Show each line of the data below that has the string "assinatura" in it.

Raw data -
* * * * * * *

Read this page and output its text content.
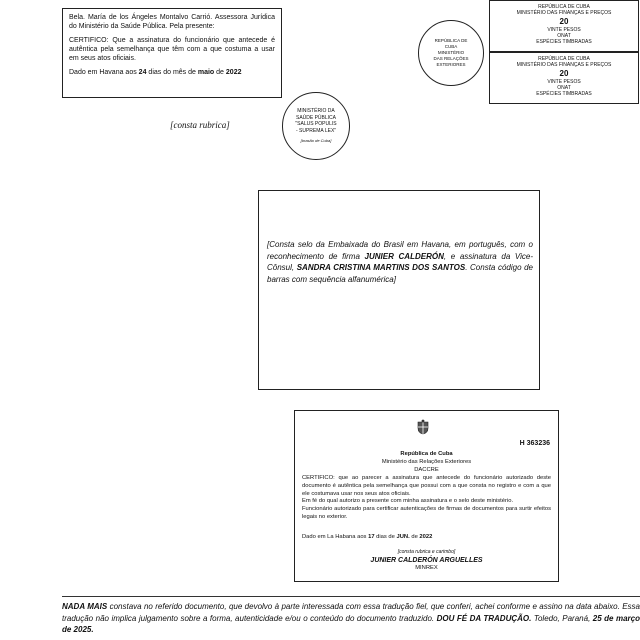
Bela. María de los Ángeles Montalvo Carrió. Assessora Jurídica do Ministério da Saúde Pública. Pela presente:

CERTIFICO: Que a assinatura do funcionário que antecede é autêntica pela semelhança que têm com a que costuma a usar em seus atos oficiais.

Dado em Havana aos 24 dias do mês de maio de 2022

REPÚBLICA DE
CUBA
MINISTÉRIO
DAS RELAÇÕES
EXTERIORES
REPÚBLICA DE CUBA
MINISTÉRIO DAS FINANÇAS E PREÇOS
20
VINTE PESOS
ONAT
ESPÉCIES TIMBRADAS
REPÚBLICA DE CUBA
MINISTÉRIO DAS FINANÇAS E PREÇOS
20
VINTE PESOS
ONAT
ESPÉCIES TIMBRADAS
MINISTÉRIO DA
SAÚDE PÚBLICA
"SALUS POPULIS
- SUPREMA LEX"
[brasão de Cuba]
[consta rubrica]
[Consta selo da Embaixada do Brasil em Havana, em português, com o reconhecimento de firma JUNIER CALDERÓN, e assinatura da Vice-Cônsul, SANDRA CRISTINA MARTINS DOS SANTOS. Consta código de barras com sequência alfanumérica]
H 363236
República de Cuba
Ministério das Relações Exteriores
DACCRE

CERTIFICO: que ao parecer a assinatura que antecede do funcionário autorizado deste documento é autêntica pela semelhança que possui com a que consta no registro e com a que ele costumava usar nos seus atos oficiais.

Em fé do qual autorizo a presente com minha assinatura e o selo deste ministério.

Funcionário autorizado para certificar autenticações de firmas de documentos para surtir efeitos legais no exterior.

Dado em La Habana aos 17 dias de JUN. de 2022
[consta rubrica e carimbo]
JUNIER CALDERÓN ARGUELLES
MINREX
NADA MAIS constava no referido documento, que devolvo à parte interessada com essa tradução fiel, que conferi, achei conforme e assino na data abaixo. Essa tradução não implica julgamento sobre a forma, autenticidade e/ou o conteúdo do documento traduzido. DOU FÉ DA TRADUÇÃO. Toledo, Paraná, 25 de março de 2025.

* * * * * * *

Expected output -
CERTIFICO: Que a assinatura do funcionário que antecede é autêntica pela semelhança que têm com a que costuma a usar em seus atos oficiais.
[Consta selo da Embaixada do Brasil em Havana, em português, com o reconhecimento de firma JUNIER CALDERÓN, e assinatura da Vice-Cônsul, SANDRA CRISTINA MARTINS DOS SANTOS. Consta código de barras com sequência alfanumérica]
CERTIFICO: que ao parecer a assinatura que antecede do funcionário autorizado deste documento é autêntica pela semelhança que possui com a que consta no registro e com a que ele costumava usar nos seus atos oficiais.
Em fé do qual autorizo a presente com minha assinatura e o selo deste ministério.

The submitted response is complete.